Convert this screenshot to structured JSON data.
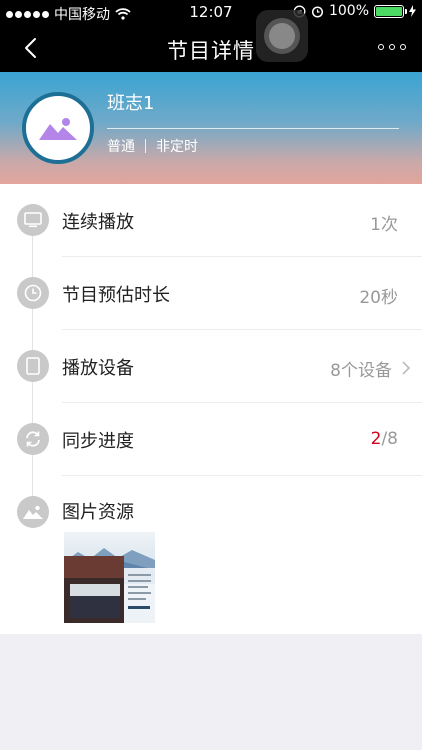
{
  "status_bar": {
    "carrier": "中国移动",
    "time": "12:07",
    "battery": "100%"
  },
  "nav": {
    "title": "节目详情"
  },
  "header": {
    "name": "班志1",
    "tag1": "普通",
    "tag2": "非定时"
  },
  "rows": [
    {
      "label": "连续播放",
      "value": "1次",
      "icon": "monitor-icon"
    },
    {
      "label": "节目预估时长",
      "value": "20秒",
      "icon": "clock-icon"
    },
    {
      "label": "播放设备",
      "value": "8个设备",
      "icon": "tablet-icon"
    },
    {
      "label": "同步进度",
      "value_done": "2",
      "value_total": "/8",
      "icon": "sync-icon"
    }
  ],
  "resources": {
    "label": "图片资源",
    "icon": "image-icon",
    "thumbnail_caption": "以梦为马 不负韶华"
  },
  "colors": {
    "nav_background": "#000000",
    "accent_red": "#d0021b",
    "avatar_purple": "#b385e8",
    "icon_grey": "#c9c9c9"
  }
}
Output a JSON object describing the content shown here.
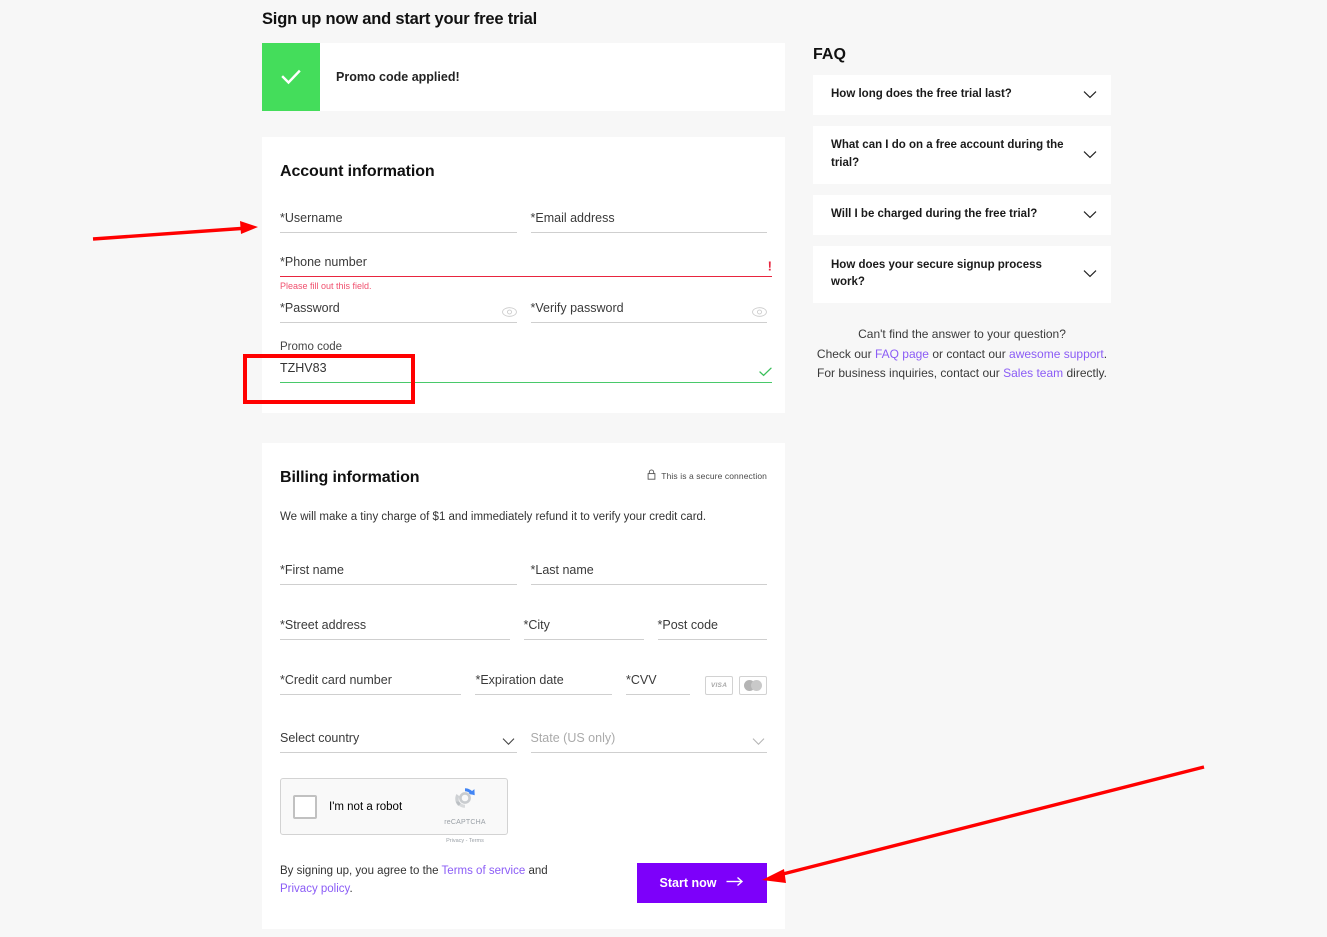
{
  "colors": {
    "background": "#f7f7f7",
    "card": "#ffffff",
    "accent_purple": "#7d00fa",
    "link_purple": "#8b5cf6",
    "success_green": "#44dd5b",
    "error_red": "#e8253f",
    "annotation_red": "#ff0000"
  },
  "page": {
    "title": "Sign up now and start your free trial"
  },
  "promo_banner": {
    "icon": "check-icon",
    "message": "Promo code applied!"
  },
  "account": {
    "title": "Account information",
    "fields": {
      "username": {
        "label": "*Username",
        "value": ""
      },
      "email": {
        "label": "*Email address",
        "value": ""
      },
      "phone": {
        "label": "*Phone number",
        "value": "",
        "state": "error",
        "error_icon": "!",
        "error_message": "Please fill out this field."
      },
      "password": {
        "label": "*Password",
        "value": "",
        "toggle_icon": "eye-icon"
      },
      "verify_password": {
        "label": "*Verify password",
        "value": "",
        "toggle_icon": "eye-icon"
      },
      "promo_code": {
        "label": "Promo code",
        "value": "TZHV83",
        "state": "valid",
        "valid_icon": "check-icon"
      }
    }
  },
  "billing": {
    "title": "Billing information",
    "secure_note": "This is a secure connection",
    "secure_icon": "lock-icon",
    "subtitle": "We will make a tiny charge of $1 and immediately refund it to verify your credit card.",
    "fields": {
      "first_name": {
        "label": "*First name",
        "value": ""
      },
      "last_name": {
        "label": "*Last name",
        "value": ""
      },
      "street": {
        "label": "*Street address",
        "value": ""
      },
      "city": {
        "label": "*City",
        "value": ""
      },
      "post_code": {
        "label": "*Post code",
        "value": ""
      },
      "card_number": {
        "label": "*Credit card number",
        "value": ""
      },
      "expiration": {
        "label": "*Expiration date",
        "value": ""
      },
      "cvv": {
        "label": "*CVV",
        "value": ""
      },
      "country": {
        "label": "Select country",
        "value": "",
        "icon": "chevron-down-icon"
      },
      "state": {
        "label": "State (US only)",
        "value": "",
        "icon": "chevron-down-icon"
      }
    },
    "card_brands": [
      {
        "name": "visa-card-icon",
        "label": "VISA"
      },
      {
        "name": "mastercard-card-icon",
        "label": ""
      }
    ],
    "recaptcha": {
      "checkbox_label": "I'm not a robot",
      "brand": "reCAPTCHA",
      "links": "Privacy - Terms"
    },
    "terms": {
      "prefix": "By signing up, you agree to the ",
      "terms_link": "Terms of service",
      "middle": " and ",
      "privacy_link": "Privacy policy",
      "suffix": "."
    },
    "submit": {
      "label": "Start now",
      "icon": "arrow-right-icon"
    }
  },
  "faq": {
    "title": "FAQ",
    "items": [
      {
        "question": "How long does the free trial last?",
        "icon": "chevron-down-icon"
      },
      {
        "question": "What can I do on a free account during the trial?",
        "icon": "chevron-down-icon"
      },
      {
        "question": "Will I be charged during the free trial?",
        "icon": "chevron-down-icon"
      },
      {
        "question": "How does your secure signup process work?",
        "icon": "chevron-down-icon"
      }
    ],
    "footer": {
      "line1": "Can't find the answer to your question?",
      "line2_prefix": "Check our ",
      "line2_link1": "FAQ page",
      "line2_middle": " or contact our ",
      "line2_link2": "awesome support",
      "line2_suffix": ".",
      "line3_prefix": "For business inquiries, contact our ",
      "line3_link": "Sales team",
      "line3_suffix": " directly."
    }
  },
  "annotations": {
    "arrow_to_username": "red-arrow-pointing-right-at-username-field",
    "arrow_to_start_now": "red-arrow-pointing-left-at-start-now-button",
    "promo_code_highlight": "red-rectangle-around-promo-code-field"
  }
}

★ ★ ★ ★ ★ ★ ★

__Short exercise__
Find the lines with the string "JSON" and reproduce them.

__Solved problem__
Convert this screenshot to structured JSON data.
Output a JSON object describing the content shown here.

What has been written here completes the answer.